Below is a listing; reproduce each line of it exactly.

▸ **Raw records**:
>>>>
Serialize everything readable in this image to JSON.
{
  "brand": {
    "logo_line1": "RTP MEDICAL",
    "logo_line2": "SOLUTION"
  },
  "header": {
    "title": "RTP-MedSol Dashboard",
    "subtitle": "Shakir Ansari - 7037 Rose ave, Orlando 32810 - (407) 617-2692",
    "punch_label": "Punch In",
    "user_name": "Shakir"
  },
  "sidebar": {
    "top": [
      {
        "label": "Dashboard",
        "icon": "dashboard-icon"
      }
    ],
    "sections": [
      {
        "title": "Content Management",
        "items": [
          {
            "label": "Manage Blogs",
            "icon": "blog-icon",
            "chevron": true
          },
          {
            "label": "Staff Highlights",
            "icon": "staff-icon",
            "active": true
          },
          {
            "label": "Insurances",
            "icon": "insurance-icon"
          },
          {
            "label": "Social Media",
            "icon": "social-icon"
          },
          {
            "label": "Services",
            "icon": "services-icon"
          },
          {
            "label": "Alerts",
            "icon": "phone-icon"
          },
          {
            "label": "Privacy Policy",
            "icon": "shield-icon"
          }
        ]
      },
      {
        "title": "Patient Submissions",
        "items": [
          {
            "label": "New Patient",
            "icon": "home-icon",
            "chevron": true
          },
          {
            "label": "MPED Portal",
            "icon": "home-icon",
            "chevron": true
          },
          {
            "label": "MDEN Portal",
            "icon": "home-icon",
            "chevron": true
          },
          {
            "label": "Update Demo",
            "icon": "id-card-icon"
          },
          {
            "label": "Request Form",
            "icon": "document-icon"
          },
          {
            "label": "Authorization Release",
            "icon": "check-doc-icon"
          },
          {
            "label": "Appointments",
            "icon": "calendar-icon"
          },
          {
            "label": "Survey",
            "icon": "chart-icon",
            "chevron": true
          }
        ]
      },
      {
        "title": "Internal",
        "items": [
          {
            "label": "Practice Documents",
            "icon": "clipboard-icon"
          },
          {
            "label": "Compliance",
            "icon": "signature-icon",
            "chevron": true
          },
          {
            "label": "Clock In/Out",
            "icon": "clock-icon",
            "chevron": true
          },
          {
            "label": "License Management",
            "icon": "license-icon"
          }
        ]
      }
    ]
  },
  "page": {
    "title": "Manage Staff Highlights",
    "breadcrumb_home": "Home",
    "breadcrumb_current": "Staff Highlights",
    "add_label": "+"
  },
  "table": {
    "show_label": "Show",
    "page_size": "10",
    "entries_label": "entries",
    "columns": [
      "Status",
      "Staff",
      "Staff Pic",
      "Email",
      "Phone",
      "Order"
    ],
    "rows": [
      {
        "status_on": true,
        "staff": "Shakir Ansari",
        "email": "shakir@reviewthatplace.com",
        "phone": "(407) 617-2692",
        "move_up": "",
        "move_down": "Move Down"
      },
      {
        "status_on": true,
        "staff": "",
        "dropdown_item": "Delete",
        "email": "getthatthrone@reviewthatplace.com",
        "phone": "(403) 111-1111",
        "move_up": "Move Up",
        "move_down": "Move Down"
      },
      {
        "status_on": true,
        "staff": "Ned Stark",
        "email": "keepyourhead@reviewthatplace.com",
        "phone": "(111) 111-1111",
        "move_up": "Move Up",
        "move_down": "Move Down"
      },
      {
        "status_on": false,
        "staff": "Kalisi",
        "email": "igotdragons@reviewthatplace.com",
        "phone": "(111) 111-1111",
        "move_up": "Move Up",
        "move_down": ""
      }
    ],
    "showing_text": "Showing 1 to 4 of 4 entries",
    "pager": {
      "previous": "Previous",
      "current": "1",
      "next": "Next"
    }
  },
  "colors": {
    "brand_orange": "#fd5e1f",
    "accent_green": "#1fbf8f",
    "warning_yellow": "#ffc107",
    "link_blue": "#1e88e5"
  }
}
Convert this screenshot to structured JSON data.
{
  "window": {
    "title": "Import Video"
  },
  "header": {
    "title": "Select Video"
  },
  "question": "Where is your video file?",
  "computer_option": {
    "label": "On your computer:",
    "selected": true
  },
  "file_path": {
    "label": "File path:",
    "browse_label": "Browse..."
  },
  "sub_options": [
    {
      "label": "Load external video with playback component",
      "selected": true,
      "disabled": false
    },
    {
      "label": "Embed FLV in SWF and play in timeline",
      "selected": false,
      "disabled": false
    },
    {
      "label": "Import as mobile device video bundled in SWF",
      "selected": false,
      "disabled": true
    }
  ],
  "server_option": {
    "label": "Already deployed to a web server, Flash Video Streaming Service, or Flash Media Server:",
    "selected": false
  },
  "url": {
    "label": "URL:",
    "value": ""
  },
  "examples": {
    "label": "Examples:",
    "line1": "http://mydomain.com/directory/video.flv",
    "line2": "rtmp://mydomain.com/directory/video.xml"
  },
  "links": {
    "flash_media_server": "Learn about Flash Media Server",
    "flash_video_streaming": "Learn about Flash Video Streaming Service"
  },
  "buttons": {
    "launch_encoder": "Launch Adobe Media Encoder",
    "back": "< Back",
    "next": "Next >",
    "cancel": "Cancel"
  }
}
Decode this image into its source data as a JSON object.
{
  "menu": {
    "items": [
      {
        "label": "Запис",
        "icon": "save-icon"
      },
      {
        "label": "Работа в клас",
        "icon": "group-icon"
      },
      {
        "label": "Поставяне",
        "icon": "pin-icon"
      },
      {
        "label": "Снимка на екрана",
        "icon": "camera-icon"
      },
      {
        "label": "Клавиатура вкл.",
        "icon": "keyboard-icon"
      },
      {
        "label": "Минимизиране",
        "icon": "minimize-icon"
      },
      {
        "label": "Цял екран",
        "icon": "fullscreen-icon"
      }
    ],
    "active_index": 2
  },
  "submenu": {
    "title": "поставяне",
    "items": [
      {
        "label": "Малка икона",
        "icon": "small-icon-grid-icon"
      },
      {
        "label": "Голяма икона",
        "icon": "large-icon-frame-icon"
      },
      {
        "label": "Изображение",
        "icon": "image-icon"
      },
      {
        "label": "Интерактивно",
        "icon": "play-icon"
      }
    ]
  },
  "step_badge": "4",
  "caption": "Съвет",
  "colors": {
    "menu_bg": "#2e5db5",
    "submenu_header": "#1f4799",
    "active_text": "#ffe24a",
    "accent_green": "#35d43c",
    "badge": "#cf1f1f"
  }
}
<<<<
▸ **OUTPUT FOR THIS TASK**:
Serialize everything readable in this image to JSON.
{
  "brand": {
    "logo_line1": "RTP MEDICAL",
    "logo_line2": "SOLUTION"
  },
  "header": {
    "title": "RTP-MedSol Dashboard",
    "subtitle": "Shakir Ansari - 7037 Rose ave, Orlando 32810 - (407) 617-2692",
    "punch_label": "Punch In",
    "user_name": "Shakir"
  },
  "sidebar": {
    "top": [
      {
        "label": "Dashboard",
        "icon": "dashboard-icon"
      }
    ],
    "sections": [
      {
        "title": "Content Management",
        "items": [
          {
            "label": "Manage Blogs",
            "icon": "blog-icon",
            "chevron": true
          },
          {
            "label": "Staff Highlights",
            "icon": "staff-icon",
            "active": true
          },
          {
            "label": "Insurances",
            "icon": "insurance-icon"
          },
          {
            "label": "Social Media",
            "icon": "social-icon"
          },
          {
            "label": "Services",
            "icon": "services-icon"
          },
          {
            "label": "Alerts",
            "icon": "phone-icon"
          },
          {
            "label": "Privacy Policy",
            "icon": "shield-icon"
          }
        ]
      },
      {
        "title": "Patient Submissions",
        "items": [
          {
            "label": "New Patient",
            "icon": "home-icon",
            "chevron": true
          },
          {
            "label": "MPED Portal",
            "icon": "home-icon",
            "chevron": true
          },
          {
            "label": "MDEN Portal",
            "icon": "home-icon",
            "chevron": true
          },
          {
            "label": "Update Demo",
            "icon": "id-card-icon"
          },
          {
            "label": "Request Form",
            "icon": "document-icon"
          },
          {
            "label": "Authorization Release",
            "icon": "check-doc-icon"
          },
          {
            "label": "Appointments",
            "icon": "calendar-icon"
          },
          {
            "label": "Survey",
            "icon": "chart-icon",
            "chevron": true
          }
        ]
      },
      {
        "title": "Internal",
        "items": [
          {
            "label": "Practice Documents",
            "icon": "clipboard-icon"
          },
          {
            "label": "Compliance",
            "icon": "signature-icon",
            "chevron": true
          },
          {
            "label": "Clock In/Out",
            "icon": "clock-icon",
            "chevron": true
          },
          {
            "label": "License Management",
            "icon": "license-icon"
          }
        ]
      }
    ]
  },
  "page": {
    "title": "Manage Staff Highlights",
    "breadcrumb_home": "Home",
    "breadcrumb_current": "Staff Highlights",
    "add_label": "+"
  },
  "table": {
    "show_label": "Show",
    "page_size": "10",
    "entries_label": "entries",
    "columns": [
      "Status",
      "Staff",
      "Staff Pic",
      "Email",
      "Phone",
      "Order"
    ],
    "rows": [
      {
        "status_on": true,
        "staff": "Shakir Ansari",
        "email": "shakir@reviewthatplace.com",
        "phone": "(407) 617-2692",
        "move_up": "",
        "move_down": "Move Down"
      },
      {
        "status_on": true,
        "staff": "",
        "dropdown_item": "Delete",
        "email": "getthatthrone@reviewthatplace.com",
        "phone": "(403) 111-1111",
        "move_up": "Move Up",
        "move_down": "Move Down"
      },
      {
        "status_on": true,
        "staff": "Ned Stark",
        "email": "keepyourhead@reviewthatplace.com",
        "phone": "(111) 111-1111",
        "move_up": "Move Up",
        "move_down": "Move Down"
      },
      {
        "status_on": false,
        "staff": "Kalisi",
        "email": "igotdragons@reviewthatplace.com",
        "phone": "(111) 111-1111",
        "move_up": "Move Up",
        "move_down": ""
      }
    ],
    "showing_text": "Showing 1 to 4 of 4 entries",
    "pager": {
      "previous": "Previous",
      "current": "1",
      "next": "Next"
    }
  },
  "colors": {
    "brand_orange": "#fd5e1f",
    "accent_green": "#1fbf8f",
    "warning_yellow": "#ffc107",
    "link_blue": "#1e88e5"
  }
}
Convert this screenshot to structured JSON data.
{
  "window": {
    "title": "Import Video"
  },
  "header": {
    "title": "Select Video"
  },
  "question": "Where is your video file?",
  "computer_option": {
    "label": "On your computer:",
    "selected": true
  },
  "file_path": {
    "label": "File path:",
    "browse_label": "Browse..."
  },
  "sub_options": [
    {
      "label": "Load external video with playback component",
      "selected": true,
      "disabled": false
    },
    {
      "label": "Embed FLV in SWF and play in timeline",
      "selected": false,
      "disabled": false
    },
    {
      "label": "Import as mobile device video bundled in SWF",
      "selected": false,
      "disabled": true
    }
  ],
  "server_option": {
    "label": "Already deployed to a web server, Flash Video Streaming Service, or Flash Media Server:",
    "selected": false
  },
  "url": {
    "label": "URL:",
    "value": ""
  },
  "examples": {
    "label": "Examples:",
    "line1": "http://mydomain.com/directory/video.flv",
    "line2": "rtmp://mydomain.com/directory/video.xml"
  },
  "links": {
    "flash_media_server": "Learn about Flash Media Server",
    "flash_video_streaming": "Learn about Flash Video Streaming Service"
  },
  "buttons": {
    "launch_encoder": "Launch Adobe Media Encoder",
    "back": "< Back",
    "next": "Next >",
    "cancel": "Cancel"
  }
}
Decode this image into its source data as a JSON object.
{
  "menu": {
    "items": [
      {
        "label": "Запис",
        "icon": "save-icon"
      },
      {
        "label": "Работа в клас",
        "icon": "group-icon"
      },
      {
        "label": "Поставяне",
        "icon": "pin-icon"
      },
      {
        "label": "Снимка на екрана",
        "icon": "camera-icon"
      },
      {
        "label": "Клавиатура вкл.",
        "icon": "keyboard-icon"
      },
      {
        "label": "Минимизиране",
        "icon": "minimize-icon"
      },
      {
        "label": "Цял екран",
        "icon": "fullscreen-icon"
      }
    ],
    "active_index": 2
  },
  "submenu": {
    "title": "поставяне",
    "items": [
      {
        "label": "Малка икона",
        "icon": "small-icon-grid-icon"
      },
      {
        "label": "Голяма икона",
        "icon": "large-icon-frame-icon"
      },
      {
        "label": "Изображение",
        "icon": "image-icon"
      },
      {
        "label": "Интерактивно",
        "icon": "play-icon"
      }
    ]
  },
  "step_badge": "4",
  "caption": "Съвет",
  "colors": {
    "menu_bg": "#2e5db5",
    "submenu_header": "#1f4799",
    "active_text": "#ffe24a",
    "accent_green": "#35d43c",
    "badge": "#cf1f1f"
  }
}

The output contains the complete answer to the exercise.